Write out the data again in full, exactly as it reads.

-.-.-

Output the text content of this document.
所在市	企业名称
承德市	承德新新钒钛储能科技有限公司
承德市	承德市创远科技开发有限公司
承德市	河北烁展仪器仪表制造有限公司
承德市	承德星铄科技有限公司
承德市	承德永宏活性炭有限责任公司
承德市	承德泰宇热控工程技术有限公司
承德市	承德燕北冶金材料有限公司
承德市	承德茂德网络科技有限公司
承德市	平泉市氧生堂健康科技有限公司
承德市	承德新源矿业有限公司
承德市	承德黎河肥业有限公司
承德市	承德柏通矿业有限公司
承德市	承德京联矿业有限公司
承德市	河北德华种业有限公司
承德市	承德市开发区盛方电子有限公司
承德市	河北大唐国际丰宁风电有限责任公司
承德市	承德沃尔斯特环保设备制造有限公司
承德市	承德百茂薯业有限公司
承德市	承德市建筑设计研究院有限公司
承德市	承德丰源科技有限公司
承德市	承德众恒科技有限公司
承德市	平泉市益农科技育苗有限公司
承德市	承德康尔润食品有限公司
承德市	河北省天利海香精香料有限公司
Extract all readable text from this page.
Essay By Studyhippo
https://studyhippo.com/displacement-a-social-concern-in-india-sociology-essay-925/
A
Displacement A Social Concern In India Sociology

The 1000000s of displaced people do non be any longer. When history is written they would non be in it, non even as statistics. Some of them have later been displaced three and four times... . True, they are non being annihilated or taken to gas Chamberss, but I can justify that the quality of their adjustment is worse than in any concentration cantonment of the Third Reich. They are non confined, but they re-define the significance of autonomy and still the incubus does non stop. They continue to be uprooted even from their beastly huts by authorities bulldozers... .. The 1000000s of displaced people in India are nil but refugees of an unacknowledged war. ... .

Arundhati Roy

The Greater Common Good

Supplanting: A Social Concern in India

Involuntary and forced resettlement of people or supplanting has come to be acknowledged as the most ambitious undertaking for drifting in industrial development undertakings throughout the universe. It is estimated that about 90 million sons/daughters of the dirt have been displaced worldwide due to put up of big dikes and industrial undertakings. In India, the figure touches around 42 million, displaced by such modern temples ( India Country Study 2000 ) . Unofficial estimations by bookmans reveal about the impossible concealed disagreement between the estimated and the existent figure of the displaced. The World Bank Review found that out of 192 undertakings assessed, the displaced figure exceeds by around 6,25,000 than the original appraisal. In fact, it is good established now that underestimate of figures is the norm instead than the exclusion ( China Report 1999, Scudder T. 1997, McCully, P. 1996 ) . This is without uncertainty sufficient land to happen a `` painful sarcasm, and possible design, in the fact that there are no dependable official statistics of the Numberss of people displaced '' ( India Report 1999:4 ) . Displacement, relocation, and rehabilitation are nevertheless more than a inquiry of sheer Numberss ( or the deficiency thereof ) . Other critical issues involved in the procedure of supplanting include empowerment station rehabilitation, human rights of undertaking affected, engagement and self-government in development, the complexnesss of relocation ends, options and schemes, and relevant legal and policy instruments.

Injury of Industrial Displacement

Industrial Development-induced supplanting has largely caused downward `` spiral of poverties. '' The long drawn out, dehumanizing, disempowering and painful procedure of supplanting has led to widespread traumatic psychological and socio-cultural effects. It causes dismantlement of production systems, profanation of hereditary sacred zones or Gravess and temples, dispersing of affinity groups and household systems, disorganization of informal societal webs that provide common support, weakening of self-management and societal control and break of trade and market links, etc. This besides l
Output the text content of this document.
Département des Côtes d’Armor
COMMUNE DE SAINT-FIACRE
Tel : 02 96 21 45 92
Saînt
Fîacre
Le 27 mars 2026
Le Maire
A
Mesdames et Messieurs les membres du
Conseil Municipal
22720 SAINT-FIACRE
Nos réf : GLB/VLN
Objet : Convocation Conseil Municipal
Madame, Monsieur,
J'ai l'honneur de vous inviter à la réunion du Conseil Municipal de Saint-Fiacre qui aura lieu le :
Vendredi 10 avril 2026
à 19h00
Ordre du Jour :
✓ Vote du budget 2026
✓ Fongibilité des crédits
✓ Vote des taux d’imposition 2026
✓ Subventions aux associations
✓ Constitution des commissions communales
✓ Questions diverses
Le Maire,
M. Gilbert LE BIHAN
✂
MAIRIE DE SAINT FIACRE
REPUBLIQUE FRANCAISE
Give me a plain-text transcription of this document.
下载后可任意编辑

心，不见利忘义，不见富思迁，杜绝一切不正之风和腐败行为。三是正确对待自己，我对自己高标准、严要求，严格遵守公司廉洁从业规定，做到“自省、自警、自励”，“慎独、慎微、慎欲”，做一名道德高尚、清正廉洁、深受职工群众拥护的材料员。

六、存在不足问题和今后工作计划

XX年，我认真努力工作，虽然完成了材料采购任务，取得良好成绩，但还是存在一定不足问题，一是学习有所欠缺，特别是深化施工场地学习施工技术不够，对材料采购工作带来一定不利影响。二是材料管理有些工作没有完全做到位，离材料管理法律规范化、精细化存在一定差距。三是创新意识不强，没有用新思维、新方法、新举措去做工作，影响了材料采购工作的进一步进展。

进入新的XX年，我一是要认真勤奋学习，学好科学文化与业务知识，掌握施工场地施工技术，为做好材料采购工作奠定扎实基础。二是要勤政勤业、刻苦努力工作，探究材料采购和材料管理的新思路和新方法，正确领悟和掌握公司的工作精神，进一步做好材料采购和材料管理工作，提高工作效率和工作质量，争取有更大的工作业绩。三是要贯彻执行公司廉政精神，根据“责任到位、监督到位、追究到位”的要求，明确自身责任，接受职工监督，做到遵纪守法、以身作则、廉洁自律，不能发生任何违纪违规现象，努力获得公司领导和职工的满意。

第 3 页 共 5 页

-.-.-

◆ The response:
Output the text content of this document.
所在市	企业名称
承德市	承德新新钒钛储能科技有限公司
承德市	承德市创远科技开发有限公司
承德市	河北烁展仪器仪表制造有限公司
承德市	承德星铄科技有限公司
承德市	承德永宏活性炭有限责任公司
承德市	承德泰宇热控工程技术有限公司
承德市	承德燕北冶金材料有限公司
承德市	承德茂德网络科技有限公司
承德市	平泉市氧生堂健康科技有限公司
承德市	承德新源矿业有限公司
承德市	承德黎河肥业有限公司
承德市	承德柏通矿业有限公司
承德市	承德京联矿业有限公司
承德市	河北德华种业有限公司
承德市	承德市开发区盛方电子有限公司
承德市	河北大唐国际丰宁风电有限责任公司
承德市	承德沃尔斯特环保设备制造有限公司
承德市	承德百茂薯业有限公司
承德市	承德市建筑设计研究院有限公司
承德市	承德丰源科技有限公司
承德市	承德众恒科技有限公司
承德市	平泉市益农科技育苗有限公司
承德市	承德康尔润食品有限公司
承德市	河北省天利海香精香料有限公司
Extract all readable text from this page.
Essay By Studyhippo
https://studyhippo.com/displacement-a-social-concern-in-india-sociology-essay-925/
A
Displacement A Social Concern In India Sociology

The 1000000s of displaced people do non be any longer. When history is written they would non be in it, non even as statistics. Some of them have later been displaced three and four times... . True, they are non being annihilated or taken to gas Chamberss, but I can justify that the quality of their adjustment is worse than in any concentration cantonment of the Third Reich. They are non confined, but they re-define the significance of autonomy and still the incubus does non stop. They continue to be uprooted even from their beastly huts by authorities bulldozers... .. The 1000000s of displaced people in India are nil but refugees of an unacknowledged war. ... .

Arundhati Roy

The Greater Common Good

Supplanting: A Social Concern in India

Involuntary and forced resettlement of people or supplanting has come to be acknowledged as the most ambitious undertaking for drifting in industrial development undertakings throughout the universe. It is estimated that about 90 million sons/daughters of the dirt have been displaced worldwide due to put up of big dikes and industrial undertakings. In India, the figure touches around 42 million, displaced by such modern temples ( India Country Study 2000 ) . Unofficial estimations by bookmans reveal about the impossible concealed disagreement between the estimated and the existent figure of the displaced. The World Bank Review found that out of 192 undertakings assessed, the displaced figure exceeds by around 6,25,000 than the original appraisal. In fact, it is good established now that underestimate of figures is the norm instead than the exclusion ( China Report 1999, Scudder T. 1997, McCully, P. 1996 ) . This is without uncertainty sufficient land to happen a `` painful sarcasm, and possible design, in the fact that there are no dependable official statistics of the Numberss of people displaced '' ( India Report 1999:4 ) . Displacement, relocation, and rehabilitation are nevertheless more than a inquiry of sheer Numberss ( or the deficiency thereof ) . Other critical issues involved in the procedure of supplanting include empowerment station rehabilitation, human rights of undertaking affected, engagement and self-government in development, the complexnesss of relocation ends, options and schemes, and relevant legal and policy instruments.

Injury of Industrial Displacement

Industrial Development-induced supplanting has largely caused downward `` spiral of poverties. '' The long drawn out, dehumanizing, disempowering and painful procedure of supplanting has led to widespread traumatic psychological and socio-cultural effects. It causes dismantlement of production systems, profanation of hereditary sacred zones or Gravess and temples, dispersing of affinity groups and household systems, disorganization of informal societal webs that provide common support, weakening of self-management and societal control and break of trade and market links, etc. This besides l
Output the text content of this document.
Département des Côtes d’Armor
COMMUNE DE SAINT-FIACRE
Tel : 02 96 21 45 92
Saînt
Fîacre
Le 27 mars 2026
Le Maire
A
Mesdames et Messieurs les membres du
Conseil Municipal
22720 SAINT-FIACRE
Nos réf : GLB/VLN
Objet : Convocation Conseil Municipal
Madame, Monsieur,
J'ai l'honneur de vous inviter à la réunion du Conseil Municipal de Saint-Fiacre qui aura lieu le :
Vendredi 10 avril 2026
à 19h00
Ordre du Jour :
✓ Vote du budget 2026
✓ Fongibilité des crédits
✓ Vote des taux d’imposition 2026
✓ Subventions aux associations
✓ Constitution des commissions communales
✓ Questions diverses
Le Maire,
M. Gilbert LE BIHAN
✂
MAIRIE DE SAINT FIACRE
REPUBLIQUE FRANCAISE
Give me a plain-text transcription of this document.
下载后可任意编辑

心，不见利忘义，不见富思迁，杜绝一切不正之风和腐败行为。三是正确对待自己，我对自己高标准、严要求，严格遵守公司廉洁从业规定，做到“自省、自警、自励”，“慎独、慎微、慎欲”，做一名道德高尚、清正廉洁、深受职工群众拥护的材料员。

六、存在不足问题和今后工作计划

XX年，我认真努力工作，虽然完成了材料采购任务，取得良好成绩，但还是存在一定不足问题，一是学习有所欠缺，特别是深化施工场地学习施工技术不够，对材料采购工作带来一定不利影响。二是材料管理有些工作没有完全做到位，离材料管理法律规范化、精细化存在一定差距。三是创新意识不强，没有用新思维、新方法、新举措去做工作，影响了材料采购工作的进一步进展。

进入新的XX年，我一是要认真勤奋学习，学好科学文化与业务知识，掌握施工场地施工技术，为做好材料采购工作奠定扎实基础。二是要勤政勤业、刻苦努力工作，探究材料采购和材料管理的新思路和新方法，正确领悟和掌握公司的工作精神，进一步做好材料采购和材料管理工作，提高工作效率和工作质量，争取有更大的工作业绩。三是要贯彻执行公司廉政精神，根据“责任到位、监督到位、追究到位”的要求，明确自身责任，接受职工监督，做到遵纪守法、以身作则、廉洁自律，不能发生任何违纪违规现象，努力获得公司领导和职工的满意。

第 3 页 共 5 页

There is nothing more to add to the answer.